### The problem
Reproduce only the part of the entries that opens with the line containing "series-line-spy [112,106,2550,704]" and closes with the line containing "y-tick-label: 6 [82,147,99,178]". Swap in "x-tick-text" for every "x-tick-label" and leave everything else unchanged.

** start Items **

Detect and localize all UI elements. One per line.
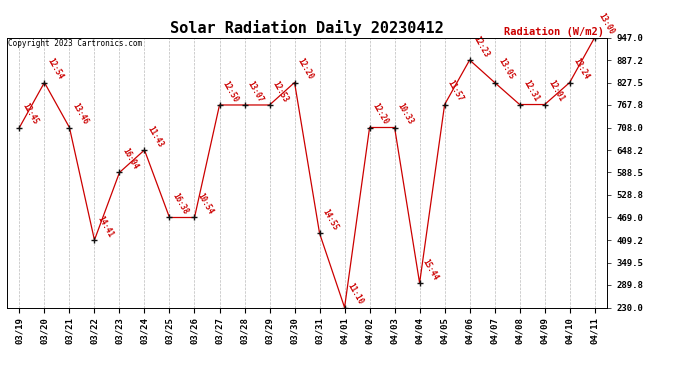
Text: 12:45: 12:45 [21, 102, 40, 126]
Text: 12:31: 12:31 [521, 79, 540, 103]
Text: 10:54: 10:54 [196, 192, 215, 216]
Text: 10:33: 10:33 [396, 102, 415, 126]
Text: Radiation (W/m2): Radiation (W/m2) [504, 27, 604, 37]
Text: 12:53: 12:53 [271, 79, 290, 104]
Text: 11:57: 11:57 [446, 79, 465, 103]
Text: 12:20: 12:20 [371, 102, 391, 126]
Text: 12:54: 12:54 [46, 57, 65, 81]
Text: 15:44: 15:44 [421, 257, 440, 282]
Text: 13:24: 13:24 [571, 57, 591, 81]
Text: 14:55: 14:55 [321, 207, 340, 232]
Text: 11:10: 11:10 [346, 282, 365, 306]
Text: 13:46: 13:46 [71, 102, 90, 126]
Text: 13:05: 13:05 [496, 57, 515, 81]
Text: Copyright 2023 Cartronics.com: Copyright 2023 Cartronics.com [8, 39, 141, 48]
Text: 14:41: 14:41 [96, 214, 115, 238]
Text: 12:01: 12:01 [546, 79, 565, 103]
Text: 12:50: 12:50 [221, 79, 240, 104]
Text: 13:00: 13:00 [596, 12, 615, 36]
Text: 13:07: 13:07 [246, 79, 265, 104]
Text: 16:38: 16:38 [171, 192, 190, 216]
Text: 16:04: 16:04 [121, 147, 140, 171]
Text: 12:20: 12:20 [296, 57, 315, 81]
Title: Solar Radiation Daily 20230412: Solar Radiation Daily 20230412 [170, 20, 444, 36]
Text: 12:23: 12:23 [471, 34, 491, 58]
Text: 11:43: 11:43 [146, 124, 165, 148]
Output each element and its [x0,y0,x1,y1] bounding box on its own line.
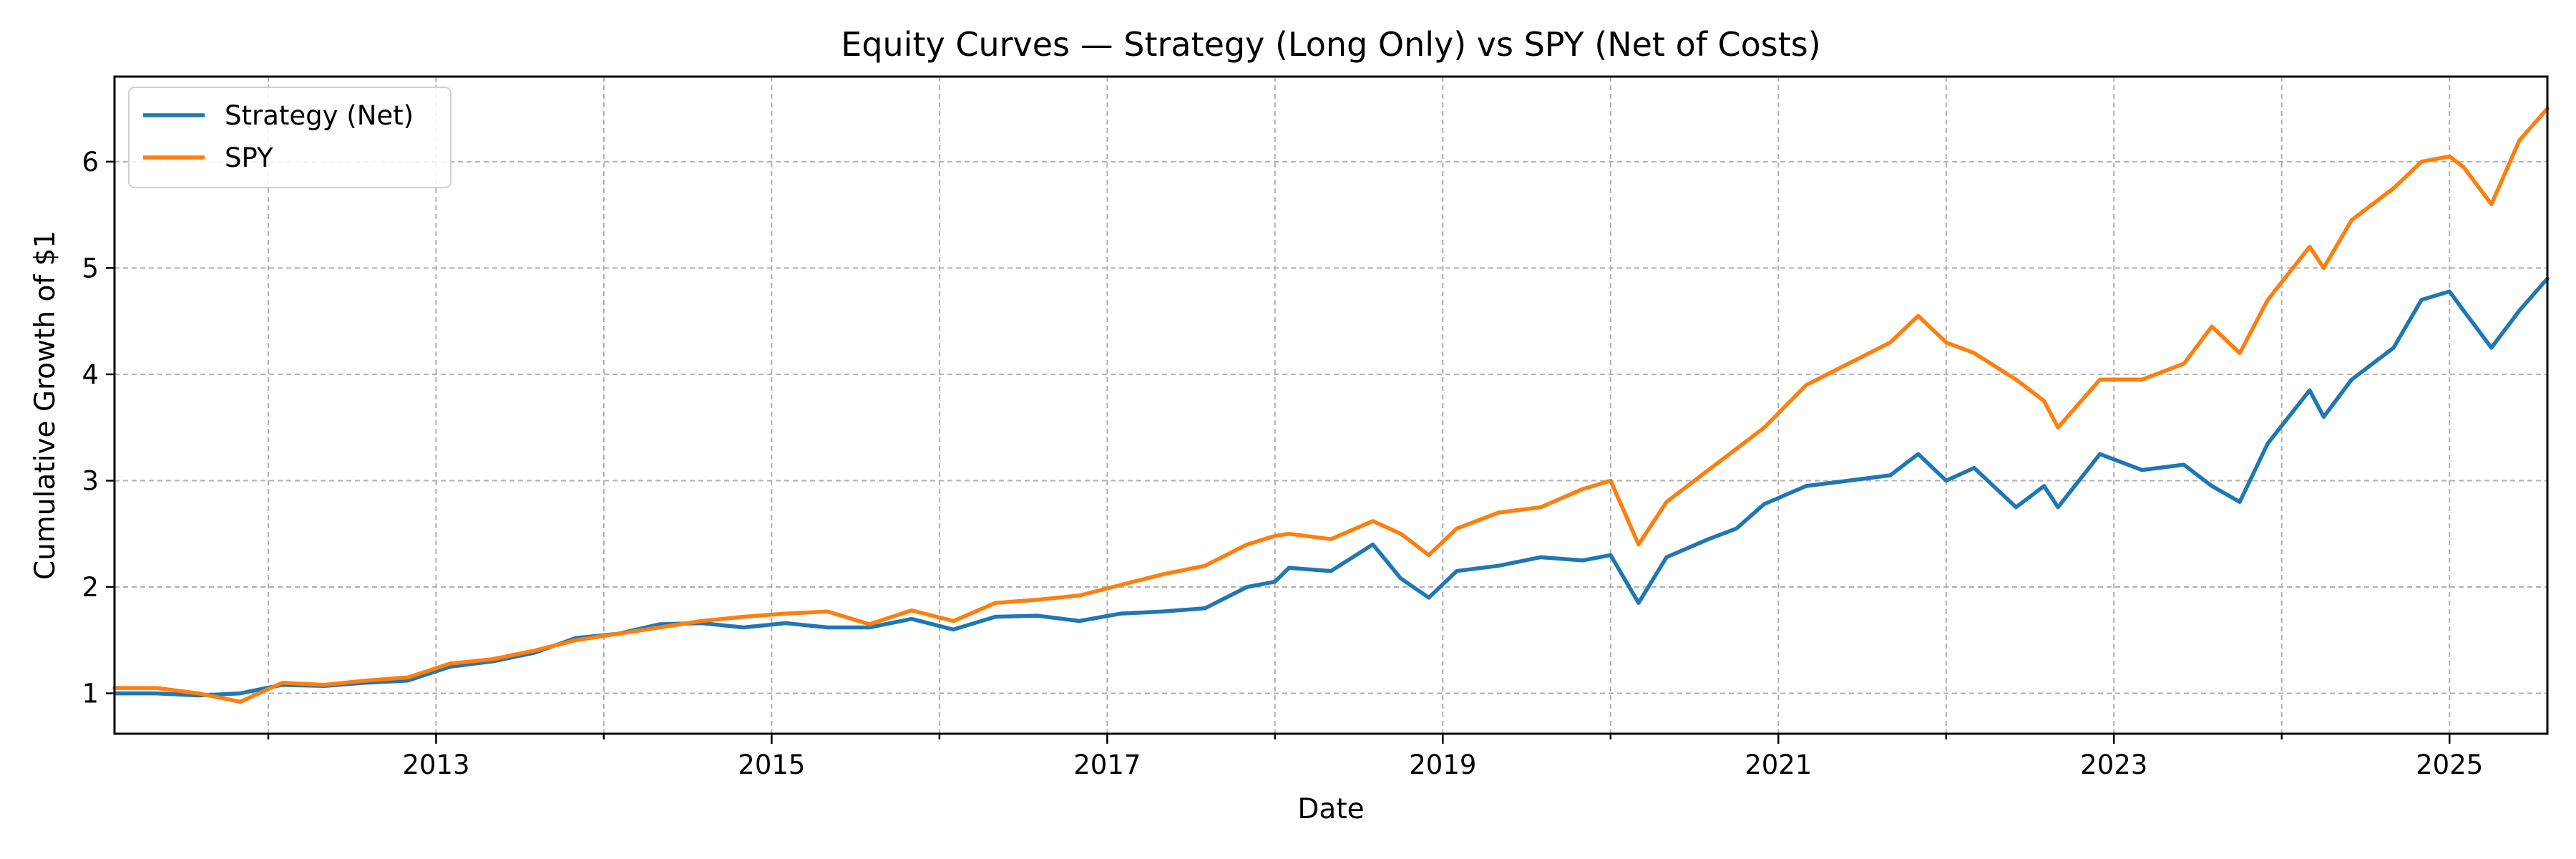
series-line-spy [112,106,2550,704]
y-tick-label: 4 [82,359,99,390]
legend-box [128,87,452,188]
x-tick-label: 2015 [738,749,805,780]
series-lines [112,106,2550,704]
x-tick-label: 2021 [1745,749,1812,780]
y-tick-label: 1 [82,679,99,709]
x-tick-label: 2023 [2080,749,2147,780]
y-tick-label: 2 [82,572,99,603]
y-tick-label: 6 [82,147,99,178]
x-tick-label: 2017 [1073,749,1141,780]
x-axis-ticks: 2013 2015 2017 2019 2021 2023 2025 [267,734,2483,780]
plot-frame [113,75,2549,735]
y-tick-label: 5 [82,253,99,283]
chart-title: Equity Curves — Strategy (Long Only) vs … [841,25,1820,64]
series-line-strategy [112,276,2550,698]
y-tick-label: 3 [82,465,99,496]
y-axis-ticks: 1 2 3 4 5 6 [82,147,114,709]
x-axis-label: Date [1297,793,1364,825]
legend: Strategy (Net) SPY [128,87,452,188]
grid-lines [114,77,2547,734]
legend-label-spy: SPY [225,142,273,173]
x-tick-label: 2019 [1409,749,1476,780]
y-axis-label: Cumulative Growth of $1 [29,230,62,580]
x-tick-label: 2025 [2416,749,2483,780]
x-tick-label: 2013 [402,749,469,780]
legend-label-strategy: Strategy (Net) [225,100,414,131]
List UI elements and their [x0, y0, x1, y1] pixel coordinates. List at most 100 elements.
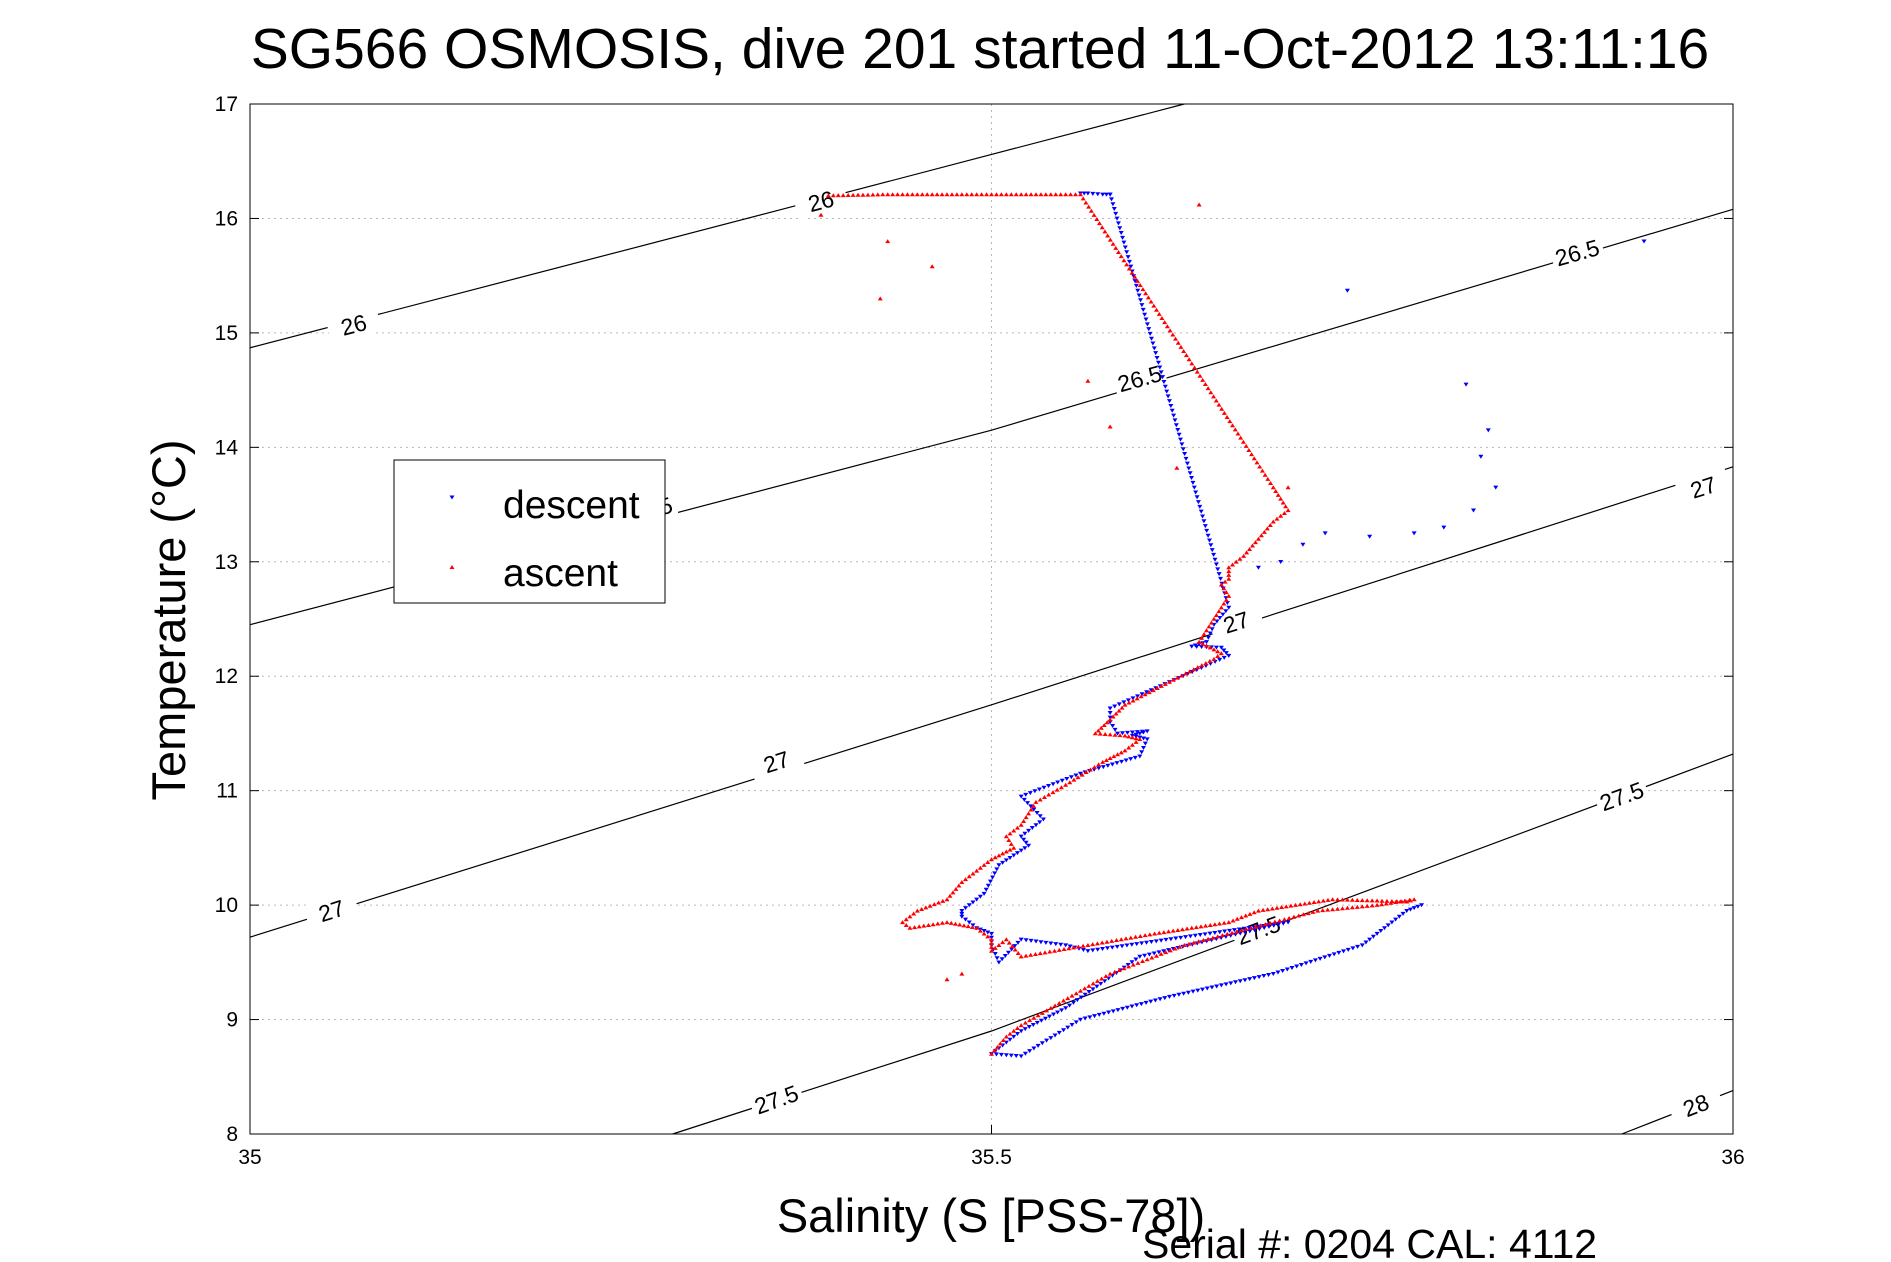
descent-point: [1148, 688, 1154, 693]
ascent-point: [1238, 435, 1244, 440]
ascent-point: [1100, 759, 1106, 764]
ascent-point: [1118, 750, 1124, 755]
ascent-point: [1098, 725, 1104, 730]
descent-point: [994, 867, 1000, 872]
ascent-point: [1088, 208, 1094, 213]
ascent-point: [1032, 951, 1038, 956]
ascent-point: [974, 868, 980, 873]
ascent-point: [1273, 489, 1279, 494]
ascent-point: [1224, 415, 1230, 420]
ascent-point: [1349, 897, 1355, 902]
ascent-point: [977, 865, 983, 870]
ascent-point: [1383, 901, 1389, 906]
ascent-point: [944, 192, 950, 197]
ascent-point: [909, 192, 915, 197]
x-tick-label: 36: [1721, 1146, 1744, 1169]
descent-point: [1103, 192, 1109, 197]
descent-point: [1096, 1012, 1102, 1017]
ascent-point: [1044, 1008, 1050, 1013]
ascent-point: [1154, 307, 1160, 312]
ascent-point: [1285, 485, 1291, 490]
descent-point: [1381, 926, 1387, 931]
ascent-point: [1107, 424, 1113, 429]
descent-point: [1150, 341, 1156, 346]
descent-point: [1027, 1049, 1033, 1054]
ascent-point: [954, 192, 960, 197]
ascent-point: [1142, 692, 1148, 697]
descent-point: [1067, 944, 1073, 949]
descent-point: [970, 923, 976, 928]
descent-point: [1179, 442, 1185, 447]
ascent-point: [1215, 653, 1221, 658]
descent-point: [1022, 846, 1028, 851]
ascent-point: [1300, 912, 1306, 917]
ascent-point: [1189, 925, 1195, 930]
ascent-point: [1006, 838, 1012, 843]
descent-point: [1069, 1022, 1075, 1027]
ascent-point: [1071, 945, 1077, 950]
descent-point: [1355, 944, 1361, 949]
ascent-point: [935, 921, 941, 926]
ascent-point: [1003, 937, 1009, 942]
ascent-point: [1215, 934, 1221, 939]
descent-point: [1233, 980, 1239, 985]
ascent-point: [1279, 905, 1285, 910]
descent-point: [1095, 947, 1101, 952]
descent-point: [1139, 941, 1145, 946]
descent-point: [1266, 973, 1272, 978]
descent-point: [1227, 928, 1233, 933]
ascent-point: [1310, 909, 1316, 914]
descent-point: [1261, 974, 1267, 979]
descent-point: [1022, 831, 1028, 836]
ascent-point: [1201, 632, 1207, 637]
descent-point: [1036, 787, 1042, 792]
descent-point: [1171, 993, 1177, 998]
descent-point: [1166, 948, 1172, 953]
ascent-point: [1407, 897, 1413, 902]
data-points: [818, 191, 1647, 1059]
ascent-point: [1090, 942, 1096, 947]
ascent-point: [1099, 976, 1105, 981]
ascent-point: [1226, 593, 1232, 598]
ascent-point: [1018, 822, 1024, 827]
ascent-point: [1154, 685, 1160, 690]
descent-point: [1141, 736, 1147, 741]
descent-point: [1178, 935, 1184, 940]
ascent-point: [1265, 476, 1271, 481]
ascent-point: [989, 192, 994, 197]
ascent-point: [1071, 777, 1077, 782]
ascent-point: [1063, 192, 1069, 197]
ascent-point: [1388, 900, 1394, 905]
ascent-point: [1226, 572, 1232, 577]
descent-point: [959, 914, 965, 919]
descent-point: [1012, 944, 1018, 949]
ascent-point: [989, 941, 994, 946]
descent-point: [1068, 775, 1074, 780]
ascent-point: [1068, 192, 1074, 197]
ascent-point: [1197, 373, 1203, 378]
ascent-point: [1335, 906, 1341, 911]
descent-point: [1134, 942, 1140, 947]
ascent-point: [1031, 1015, 1037, 1020]
descent-point: [1208, 543, 1214, 548]
descent-point: [1031, 807, 1037, 812]
serial-cal-footer: Serial #: 0204 CAL: 4112: [1142, 1221, 1597, 1262]
descent-point: [1038, 940, 1044, 945]
descent-point: [1255, 565, 1261, 570]
descent-point: [1212, 557, 1218, 562]
ascent-point: [1151, 303, 1157, 308]
descent-point: [981, 929, 987, 934]
descent-point: [966, 903, 972, 908]
descent-point: [1046, 1014, 1052, 1019]
ascent-point: [912, 925, 918, 930]
ascent-point: [1042, 950, 1048, 955]
descent-point: [1400, 911, 1406, 916]
descent-point: [1168, 937, 1174, 942]
ascent-point: [818, 212, 824, 217]
ascent-point: [1109, 938, 1115, 943]
ascent-point: [1288, 903, 1294, 908]
ascent-point: [1073, 192, 1079, 197]
ascent-point: [1260, 907, 1266, 912]
descent-point: [1110, 1009, 1116, 1014]
descent-point: [1221, 655, 1227, 660]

** end Items **

### Correct result
series-line-spy [112,106,2550,704]
y-tick-label: 4 [82,359,99,390]
legend-box [128,87,452,188]
x-tick-text: 2015 [738,749,805,780]
series-lines [112,106,2550,704]
x-tick-text: 2021 [1745,749,1812,780]
y-tick-label: 1 [82,679,99,709]
x-tick-text: 2023 [2080,749,2147,780]
y-tick-label: 2 [82,572,99,603]
y-tick-label: 6 [82,147,99,178]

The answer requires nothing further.